Listing:
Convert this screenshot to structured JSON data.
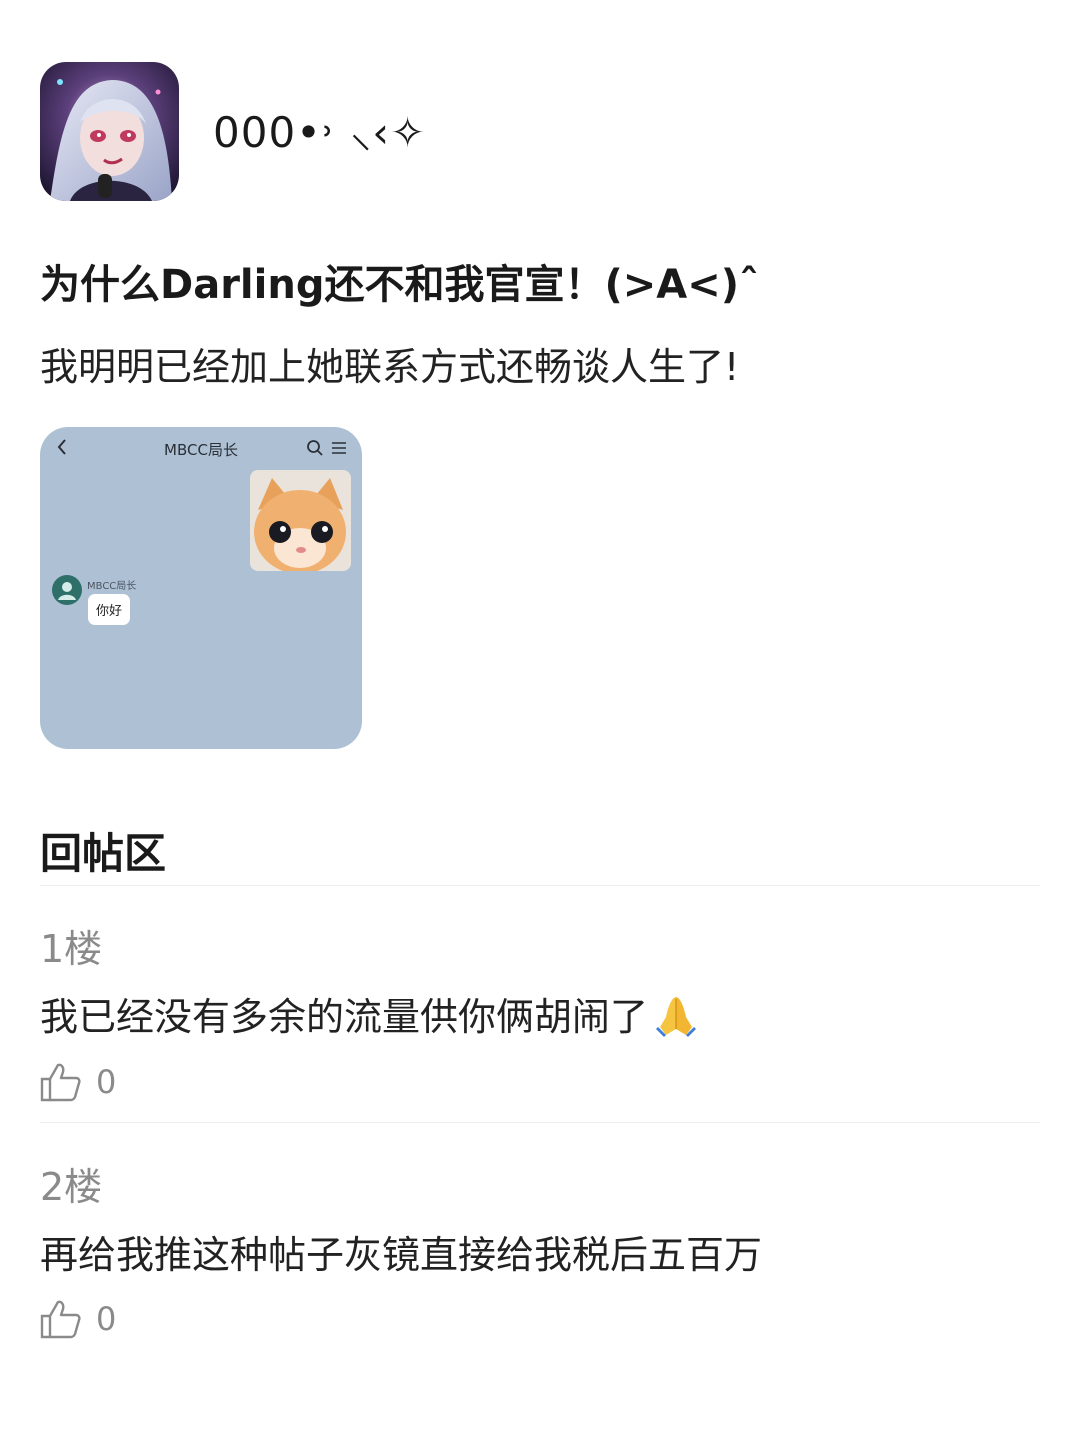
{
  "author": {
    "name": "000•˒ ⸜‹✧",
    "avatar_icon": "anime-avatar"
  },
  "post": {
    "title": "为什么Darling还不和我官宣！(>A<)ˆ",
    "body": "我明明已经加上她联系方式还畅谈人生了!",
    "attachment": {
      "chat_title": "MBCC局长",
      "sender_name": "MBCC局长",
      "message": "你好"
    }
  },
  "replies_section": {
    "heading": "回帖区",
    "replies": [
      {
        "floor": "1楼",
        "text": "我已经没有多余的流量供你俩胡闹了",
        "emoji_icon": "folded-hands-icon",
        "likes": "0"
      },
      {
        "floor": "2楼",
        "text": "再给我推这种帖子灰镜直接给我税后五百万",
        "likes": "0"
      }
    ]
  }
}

Task instructions: Set down the complete material exactly, but do not include the images.

Exercise result:
Convert this screenshot to structured JSON data.
{
  "author": {
    "name": "000•˒ ⸜‹✧",
    "avatar_icon": "anime-avatar"
  },
  "post": {
    "title": "为什么Darling还不和我官宣！(>A<)ˆ",
    "body": "我明明已经加上她联系方式还畅谈人生了!",
    "attachment": {
      "chat_title": "MBCC局长",
      "sender_name": "MBCC局长",
      "message": "你好"
    }
  },
  "replies_section": {
    "heading": "回帖区",
    "replies": [
      {
        "floor": "1楼",
        "text": "我已经没有多余的流量供你俩胡闹了",
        "emoji_icon": "folded-hands-icon",
        "likes": "0"
      },
      {
        "floor": "2楼",
        "text": "再给我推这种帖子灰镜直接给我税后五百万",
        "likes": "0"
      }
    ]
  }
}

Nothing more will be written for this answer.